==== RECORDS FOR THE TASK ====
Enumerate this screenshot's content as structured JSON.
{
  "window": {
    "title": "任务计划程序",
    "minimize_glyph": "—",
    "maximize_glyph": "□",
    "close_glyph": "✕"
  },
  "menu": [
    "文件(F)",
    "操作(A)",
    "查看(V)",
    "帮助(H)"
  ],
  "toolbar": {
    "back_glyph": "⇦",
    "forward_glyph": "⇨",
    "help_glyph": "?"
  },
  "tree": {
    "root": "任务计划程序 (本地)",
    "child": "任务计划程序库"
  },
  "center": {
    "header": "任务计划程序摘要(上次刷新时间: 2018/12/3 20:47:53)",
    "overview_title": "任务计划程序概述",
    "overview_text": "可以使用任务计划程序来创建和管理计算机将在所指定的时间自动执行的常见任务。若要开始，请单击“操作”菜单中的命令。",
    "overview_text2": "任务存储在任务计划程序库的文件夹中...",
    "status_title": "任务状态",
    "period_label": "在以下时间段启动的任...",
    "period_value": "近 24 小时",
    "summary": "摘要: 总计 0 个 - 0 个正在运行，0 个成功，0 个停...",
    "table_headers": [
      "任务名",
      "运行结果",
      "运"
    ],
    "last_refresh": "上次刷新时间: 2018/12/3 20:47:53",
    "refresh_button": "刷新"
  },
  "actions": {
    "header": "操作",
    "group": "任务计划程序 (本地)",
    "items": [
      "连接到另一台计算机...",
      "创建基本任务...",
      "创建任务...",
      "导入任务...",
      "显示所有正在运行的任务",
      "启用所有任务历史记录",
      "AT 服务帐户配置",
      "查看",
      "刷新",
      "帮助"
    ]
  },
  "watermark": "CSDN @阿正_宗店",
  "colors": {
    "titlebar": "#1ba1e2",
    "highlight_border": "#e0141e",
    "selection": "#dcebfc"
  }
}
====
SET TASK: Every line that holds the string "上次刷新时间" should be returned.

ANSWER TO THE PROBLEM:
    "header": "任务计划程序摘要(上次刷新时间: 2018/12/3 20:47:53)",
    "last_refresh": "上次刷新时间: 2018/12/3 20:47:53",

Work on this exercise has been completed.